====== Extrait du document ======
Doucement mais sûrement la forêt amazonienne brésilienne perd du terrain. En douze mois, la végétation tropicale a encore reculé de 11 968 km2 (comptez 700.000 km² rien que pour ces 30 dernières années, chiffres du Monde), soit une accélération du rythme de la déforestation de 3,8 % en un an. Le ministre de l’environnement du Brésil, Carlos Minc, considère pourtant que « la déforestation est stabilisée« .
L’essentiel des destructions (de l’ordre de 80%, chiffres du Monde) est illégal . La législation actuelle ne parvient à arrêter ni les tronçonneuses ni les incendies volontaires (22.000 incendies en 2007, chiffres du Monde), et les défenseurs de l’environnement se mobilisent aujourd’hui pour empêcher la révision du Code forestier, qui pourrait, disent-ils, être fatale à la forêt. Ils ont face à eux le puissant lobby de l’agrobusiness, qui assure manquer de terres pour répondre à la demande. (NdDDC : la demande de quoi ? de soja transgénique ? d’agrocarburants ?)
A Brasilia, le Congrès discute actuellement de la diminution de la « réserve légale » instaurée par le Code forestier, cette part de végétation sauvage que tout propriétaire doit préserver, sur une parcelle située dans le bassin amazonien. Cette réserve passerait de 80 % à 50 % de la surface. Le Sénat a approuvé cette disposition en décembre 2007, au lendemain de la conférence sur le climat de Bali. La commission de l’environnement de la Chambre des députés, dominée par des représentants du monde rural, pourrait l’imiter avant la fin de l’année, mais les débats y sont tendus. (…)
====== Entrées extraites ======
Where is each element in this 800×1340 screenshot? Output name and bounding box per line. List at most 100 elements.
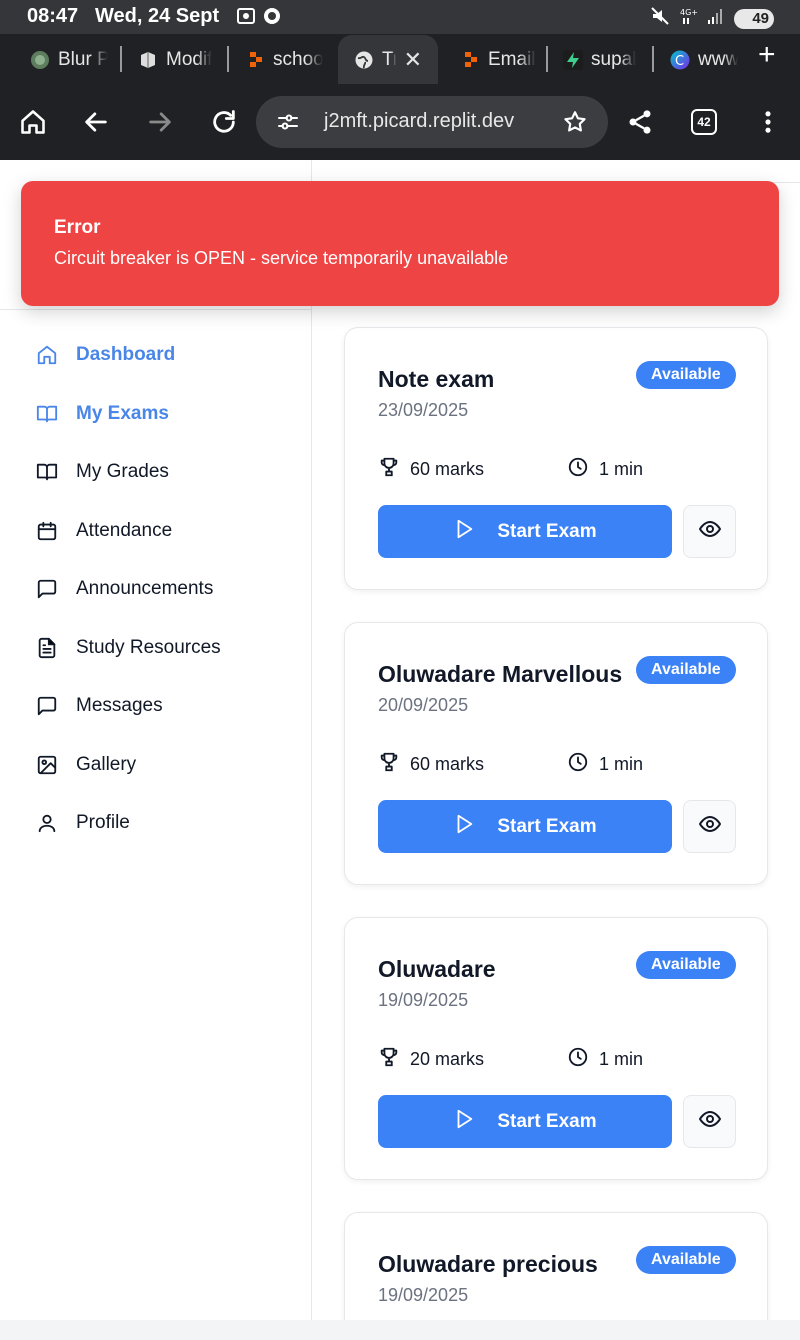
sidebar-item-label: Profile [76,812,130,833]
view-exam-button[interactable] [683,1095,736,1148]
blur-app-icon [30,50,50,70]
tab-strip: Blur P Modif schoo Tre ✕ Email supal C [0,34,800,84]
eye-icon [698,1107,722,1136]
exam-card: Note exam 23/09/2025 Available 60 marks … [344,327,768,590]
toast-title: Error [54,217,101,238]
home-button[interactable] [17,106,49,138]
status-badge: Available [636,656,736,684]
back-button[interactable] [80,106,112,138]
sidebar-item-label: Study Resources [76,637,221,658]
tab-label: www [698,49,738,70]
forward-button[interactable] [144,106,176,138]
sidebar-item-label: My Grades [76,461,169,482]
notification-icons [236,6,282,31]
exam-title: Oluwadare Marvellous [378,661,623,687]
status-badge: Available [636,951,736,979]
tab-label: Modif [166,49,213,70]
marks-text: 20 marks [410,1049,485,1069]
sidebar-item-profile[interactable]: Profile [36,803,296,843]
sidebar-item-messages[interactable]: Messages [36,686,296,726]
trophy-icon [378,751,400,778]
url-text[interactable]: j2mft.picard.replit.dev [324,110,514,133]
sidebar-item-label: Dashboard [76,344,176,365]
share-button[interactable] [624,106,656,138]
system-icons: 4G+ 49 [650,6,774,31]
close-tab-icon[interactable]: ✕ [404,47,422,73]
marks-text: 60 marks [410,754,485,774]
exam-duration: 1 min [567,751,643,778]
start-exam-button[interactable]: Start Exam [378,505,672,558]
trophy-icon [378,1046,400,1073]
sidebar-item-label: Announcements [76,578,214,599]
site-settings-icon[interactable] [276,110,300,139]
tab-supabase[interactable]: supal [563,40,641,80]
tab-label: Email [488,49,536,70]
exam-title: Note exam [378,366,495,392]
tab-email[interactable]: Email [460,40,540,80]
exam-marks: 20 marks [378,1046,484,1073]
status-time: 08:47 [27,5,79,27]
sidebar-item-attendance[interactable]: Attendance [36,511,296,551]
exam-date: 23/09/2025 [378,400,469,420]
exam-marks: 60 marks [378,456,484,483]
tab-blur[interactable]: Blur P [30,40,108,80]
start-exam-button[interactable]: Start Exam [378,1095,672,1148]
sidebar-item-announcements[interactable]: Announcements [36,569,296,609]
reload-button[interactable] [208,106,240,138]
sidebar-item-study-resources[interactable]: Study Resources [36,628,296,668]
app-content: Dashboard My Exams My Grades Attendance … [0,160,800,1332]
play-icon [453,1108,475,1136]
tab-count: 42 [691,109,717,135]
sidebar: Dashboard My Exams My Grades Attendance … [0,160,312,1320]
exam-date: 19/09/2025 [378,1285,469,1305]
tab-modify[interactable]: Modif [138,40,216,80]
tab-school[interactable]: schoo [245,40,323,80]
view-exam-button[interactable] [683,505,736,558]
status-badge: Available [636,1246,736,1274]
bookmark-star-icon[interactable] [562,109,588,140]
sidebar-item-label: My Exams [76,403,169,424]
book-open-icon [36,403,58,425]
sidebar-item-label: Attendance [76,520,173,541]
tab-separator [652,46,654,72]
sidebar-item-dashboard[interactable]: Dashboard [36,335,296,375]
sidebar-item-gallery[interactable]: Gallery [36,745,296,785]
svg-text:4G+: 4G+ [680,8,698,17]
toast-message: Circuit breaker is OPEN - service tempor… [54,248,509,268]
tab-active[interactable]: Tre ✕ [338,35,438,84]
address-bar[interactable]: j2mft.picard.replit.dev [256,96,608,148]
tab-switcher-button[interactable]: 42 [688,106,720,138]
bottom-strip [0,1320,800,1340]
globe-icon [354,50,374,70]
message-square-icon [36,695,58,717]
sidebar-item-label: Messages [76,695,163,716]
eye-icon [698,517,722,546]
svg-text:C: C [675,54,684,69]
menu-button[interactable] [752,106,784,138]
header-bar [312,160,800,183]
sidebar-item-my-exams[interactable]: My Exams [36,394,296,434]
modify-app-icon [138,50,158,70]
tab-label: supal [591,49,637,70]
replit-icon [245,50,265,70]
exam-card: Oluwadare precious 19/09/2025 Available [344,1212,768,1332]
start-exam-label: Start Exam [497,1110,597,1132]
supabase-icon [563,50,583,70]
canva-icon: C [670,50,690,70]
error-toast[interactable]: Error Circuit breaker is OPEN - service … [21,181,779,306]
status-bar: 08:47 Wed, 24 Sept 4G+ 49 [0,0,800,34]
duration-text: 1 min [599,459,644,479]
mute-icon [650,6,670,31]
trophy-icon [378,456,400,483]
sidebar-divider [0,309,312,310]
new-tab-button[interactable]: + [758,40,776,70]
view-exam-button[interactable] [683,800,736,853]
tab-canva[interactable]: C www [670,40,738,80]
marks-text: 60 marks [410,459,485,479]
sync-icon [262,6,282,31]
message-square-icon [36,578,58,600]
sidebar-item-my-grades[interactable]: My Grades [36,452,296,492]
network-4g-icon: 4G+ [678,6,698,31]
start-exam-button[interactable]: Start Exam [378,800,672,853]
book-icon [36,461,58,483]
======
====== Entrées extraites ======
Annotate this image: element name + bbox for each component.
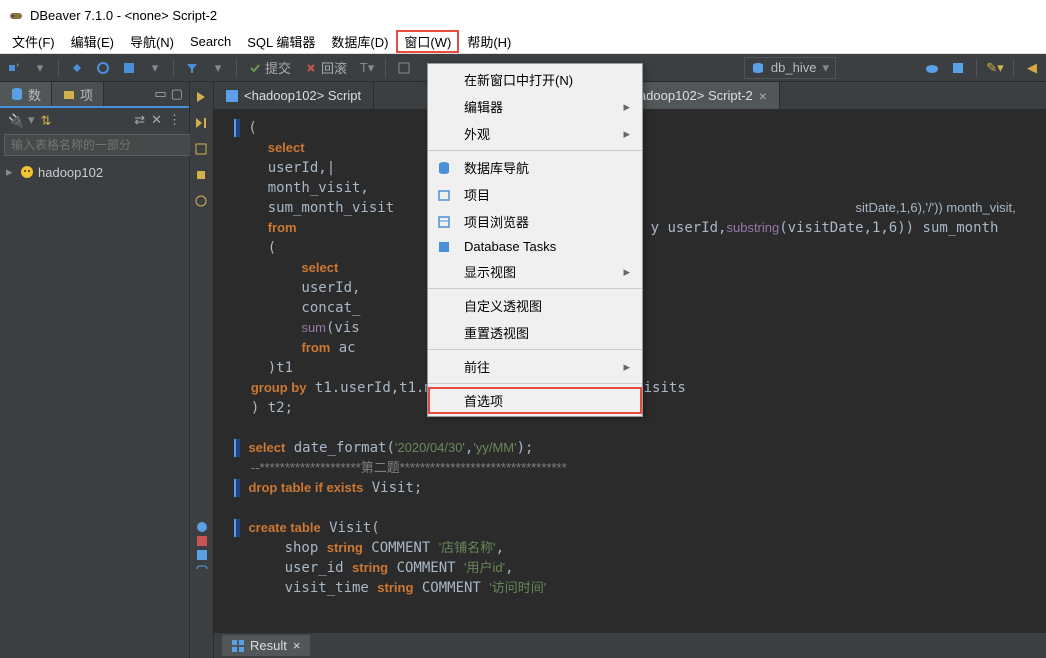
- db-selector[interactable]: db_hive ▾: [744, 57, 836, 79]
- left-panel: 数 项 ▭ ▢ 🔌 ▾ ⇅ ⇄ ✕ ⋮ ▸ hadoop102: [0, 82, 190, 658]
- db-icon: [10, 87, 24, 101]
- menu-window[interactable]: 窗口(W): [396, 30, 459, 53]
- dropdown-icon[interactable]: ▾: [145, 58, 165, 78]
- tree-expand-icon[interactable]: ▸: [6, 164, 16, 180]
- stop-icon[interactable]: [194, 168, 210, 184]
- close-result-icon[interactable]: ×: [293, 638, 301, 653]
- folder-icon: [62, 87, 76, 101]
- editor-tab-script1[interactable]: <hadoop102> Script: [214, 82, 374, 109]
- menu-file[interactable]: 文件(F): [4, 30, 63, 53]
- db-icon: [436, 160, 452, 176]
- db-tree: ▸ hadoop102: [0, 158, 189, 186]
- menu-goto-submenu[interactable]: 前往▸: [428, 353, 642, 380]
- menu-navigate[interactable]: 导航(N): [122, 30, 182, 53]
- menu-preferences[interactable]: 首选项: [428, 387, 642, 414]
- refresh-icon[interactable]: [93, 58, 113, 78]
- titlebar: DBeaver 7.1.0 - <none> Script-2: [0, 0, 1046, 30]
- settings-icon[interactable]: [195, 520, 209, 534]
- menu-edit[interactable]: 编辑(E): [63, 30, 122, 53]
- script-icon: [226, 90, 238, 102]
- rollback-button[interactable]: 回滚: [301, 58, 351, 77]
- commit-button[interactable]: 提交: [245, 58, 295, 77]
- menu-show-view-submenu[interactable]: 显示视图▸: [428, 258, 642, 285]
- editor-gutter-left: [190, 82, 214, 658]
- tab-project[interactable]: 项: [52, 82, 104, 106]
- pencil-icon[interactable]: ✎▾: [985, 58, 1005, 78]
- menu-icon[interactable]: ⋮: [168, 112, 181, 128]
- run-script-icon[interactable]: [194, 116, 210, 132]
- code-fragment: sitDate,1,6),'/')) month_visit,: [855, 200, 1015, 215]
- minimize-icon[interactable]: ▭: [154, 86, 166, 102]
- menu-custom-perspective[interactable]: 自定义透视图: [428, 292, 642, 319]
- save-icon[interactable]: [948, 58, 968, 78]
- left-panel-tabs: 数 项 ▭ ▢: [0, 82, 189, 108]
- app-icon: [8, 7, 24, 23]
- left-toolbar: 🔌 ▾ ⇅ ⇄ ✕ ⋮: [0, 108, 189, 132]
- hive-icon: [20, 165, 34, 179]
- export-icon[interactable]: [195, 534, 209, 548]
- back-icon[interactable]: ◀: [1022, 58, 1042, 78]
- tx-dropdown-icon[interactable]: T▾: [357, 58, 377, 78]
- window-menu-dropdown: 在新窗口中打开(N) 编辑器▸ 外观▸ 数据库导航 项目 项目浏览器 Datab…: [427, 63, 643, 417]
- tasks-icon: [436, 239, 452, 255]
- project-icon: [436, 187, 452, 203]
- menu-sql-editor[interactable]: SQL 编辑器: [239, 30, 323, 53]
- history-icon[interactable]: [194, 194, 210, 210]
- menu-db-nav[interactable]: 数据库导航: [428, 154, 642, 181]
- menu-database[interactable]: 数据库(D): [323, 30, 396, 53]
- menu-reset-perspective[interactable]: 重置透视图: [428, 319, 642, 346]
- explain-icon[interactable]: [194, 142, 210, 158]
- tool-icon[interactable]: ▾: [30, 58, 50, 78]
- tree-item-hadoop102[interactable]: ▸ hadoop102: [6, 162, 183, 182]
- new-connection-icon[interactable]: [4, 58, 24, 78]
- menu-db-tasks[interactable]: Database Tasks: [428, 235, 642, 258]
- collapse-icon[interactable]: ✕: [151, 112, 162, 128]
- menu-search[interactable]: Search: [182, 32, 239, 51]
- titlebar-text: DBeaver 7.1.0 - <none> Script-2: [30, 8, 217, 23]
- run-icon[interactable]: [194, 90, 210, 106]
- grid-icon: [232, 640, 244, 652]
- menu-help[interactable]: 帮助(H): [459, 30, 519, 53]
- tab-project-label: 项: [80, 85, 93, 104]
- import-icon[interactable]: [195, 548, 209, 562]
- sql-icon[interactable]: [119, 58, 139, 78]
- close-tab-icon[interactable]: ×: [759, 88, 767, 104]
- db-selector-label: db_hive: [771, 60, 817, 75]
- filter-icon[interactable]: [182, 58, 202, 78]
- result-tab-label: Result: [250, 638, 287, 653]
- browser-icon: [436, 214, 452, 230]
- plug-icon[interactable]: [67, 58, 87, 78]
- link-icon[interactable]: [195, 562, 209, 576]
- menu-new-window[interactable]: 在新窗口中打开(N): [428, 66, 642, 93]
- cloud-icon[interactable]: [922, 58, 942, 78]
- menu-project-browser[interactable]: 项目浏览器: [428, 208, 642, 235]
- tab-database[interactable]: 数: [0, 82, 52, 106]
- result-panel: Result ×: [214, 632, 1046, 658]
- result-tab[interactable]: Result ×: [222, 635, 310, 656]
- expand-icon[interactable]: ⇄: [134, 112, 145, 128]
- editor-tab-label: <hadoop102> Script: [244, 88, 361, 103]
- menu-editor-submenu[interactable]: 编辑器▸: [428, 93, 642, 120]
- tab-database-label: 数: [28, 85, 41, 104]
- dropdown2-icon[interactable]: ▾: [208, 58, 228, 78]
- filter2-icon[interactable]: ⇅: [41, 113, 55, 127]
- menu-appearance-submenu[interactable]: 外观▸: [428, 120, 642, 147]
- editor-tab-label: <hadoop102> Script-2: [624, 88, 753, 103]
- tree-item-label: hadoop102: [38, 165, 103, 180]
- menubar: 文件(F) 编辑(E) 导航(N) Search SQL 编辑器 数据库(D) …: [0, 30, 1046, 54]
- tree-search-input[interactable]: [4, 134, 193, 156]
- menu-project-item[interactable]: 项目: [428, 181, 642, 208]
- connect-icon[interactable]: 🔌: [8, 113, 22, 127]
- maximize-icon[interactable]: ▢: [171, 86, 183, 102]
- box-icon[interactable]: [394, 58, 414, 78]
======
====== Entrées extraites ======
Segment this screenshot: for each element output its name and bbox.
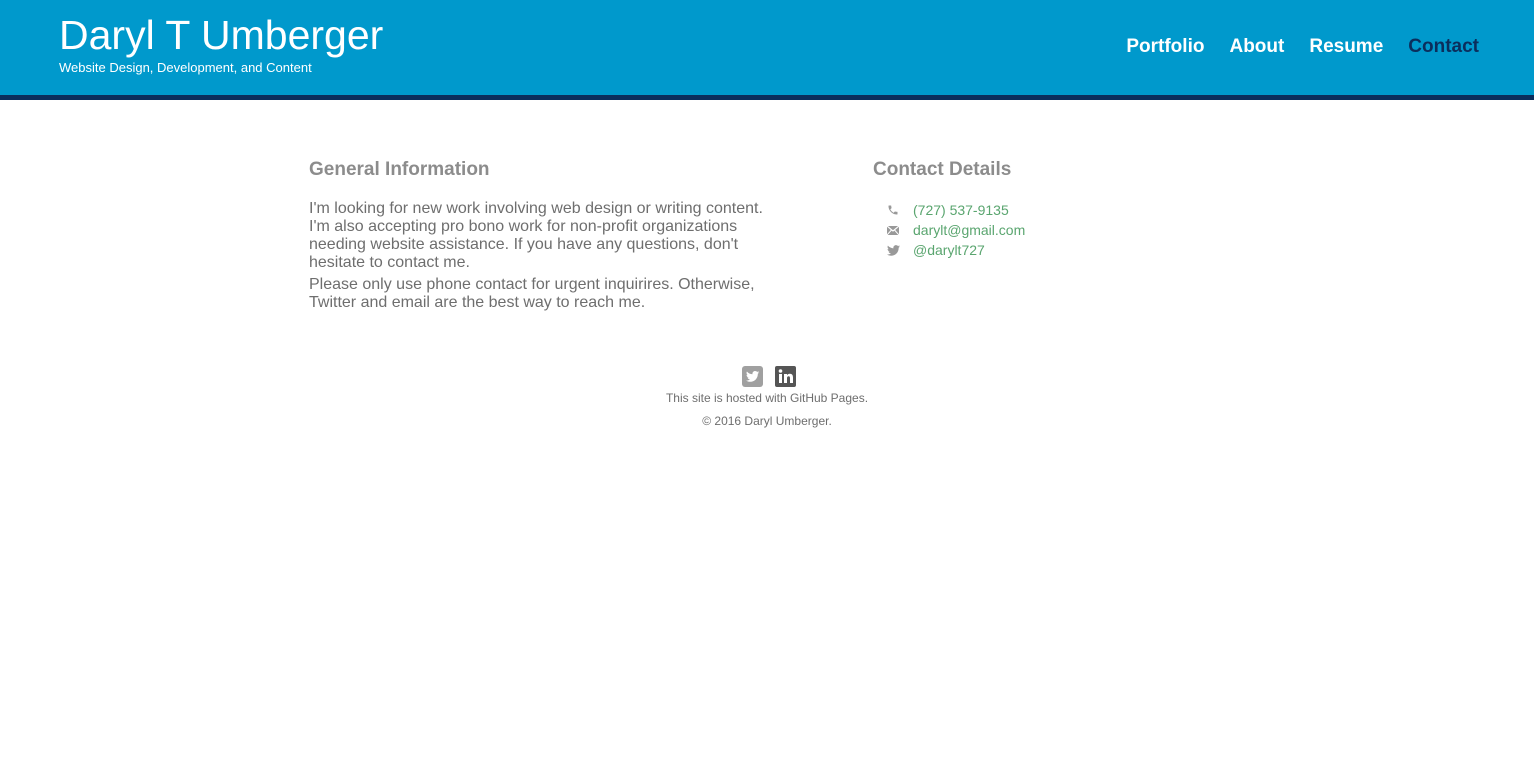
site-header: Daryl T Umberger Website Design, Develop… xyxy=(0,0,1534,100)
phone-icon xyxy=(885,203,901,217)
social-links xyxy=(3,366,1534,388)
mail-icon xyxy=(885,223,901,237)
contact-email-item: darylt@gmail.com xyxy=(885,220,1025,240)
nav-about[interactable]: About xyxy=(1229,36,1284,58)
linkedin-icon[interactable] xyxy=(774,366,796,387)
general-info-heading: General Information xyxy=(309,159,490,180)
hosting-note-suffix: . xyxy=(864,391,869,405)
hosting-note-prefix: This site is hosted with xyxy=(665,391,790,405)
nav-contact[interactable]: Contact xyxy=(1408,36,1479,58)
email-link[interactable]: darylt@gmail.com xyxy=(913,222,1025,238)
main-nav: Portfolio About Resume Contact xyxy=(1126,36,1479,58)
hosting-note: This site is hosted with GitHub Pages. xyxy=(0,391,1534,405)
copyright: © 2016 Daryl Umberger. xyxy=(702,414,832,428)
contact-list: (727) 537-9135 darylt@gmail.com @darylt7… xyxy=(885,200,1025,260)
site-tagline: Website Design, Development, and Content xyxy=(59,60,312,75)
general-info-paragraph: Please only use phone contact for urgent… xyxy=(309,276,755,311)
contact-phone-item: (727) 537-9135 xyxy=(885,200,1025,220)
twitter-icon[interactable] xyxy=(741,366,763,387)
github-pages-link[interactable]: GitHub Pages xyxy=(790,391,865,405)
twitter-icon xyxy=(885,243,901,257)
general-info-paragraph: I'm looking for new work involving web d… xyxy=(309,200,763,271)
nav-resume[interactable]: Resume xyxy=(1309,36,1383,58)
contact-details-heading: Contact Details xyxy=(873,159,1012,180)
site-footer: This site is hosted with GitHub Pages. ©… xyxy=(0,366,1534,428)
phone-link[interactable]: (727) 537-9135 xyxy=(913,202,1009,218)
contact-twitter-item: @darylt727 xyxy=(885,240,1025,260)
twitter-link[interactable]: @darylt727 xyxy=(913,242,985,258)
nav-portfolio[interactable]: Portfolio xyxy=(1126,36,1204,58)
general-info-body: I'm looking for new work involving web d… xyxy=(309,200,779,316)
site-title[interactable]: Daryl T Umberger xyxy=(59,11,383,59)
======
● **Travail demandé**:
Pouvez-vous recopier mot pour mot l'extrait sur la déforestation amazonienne, de « A Brasilia, le » à « sont tendus. (…) » ? Le listing est un matériau distinct de l'extrait sur la déforestation amazonienne.

● **Réponse rédigée**:
A Brasilia, le Congrès discute actuellement de la diminution de la « réserve légale » instaurée par le Code forestier, cette part de végétation sauvage que tout propriétaire doit préserver, sur une parcelle située dans le bassin amazonien. Cette réserve passerait de 80 % à 50 % de la surface. Le Sénat a approuvé cette disposition en décembre 2007, au lendemain de la conférence sur le climat de Bali. La commission de l’environnement de la Chambre des députés, dominée par des représentants du monde rural, pourrait l’imiter avant la fin de l’année, mais les débats y sont tendus. (…)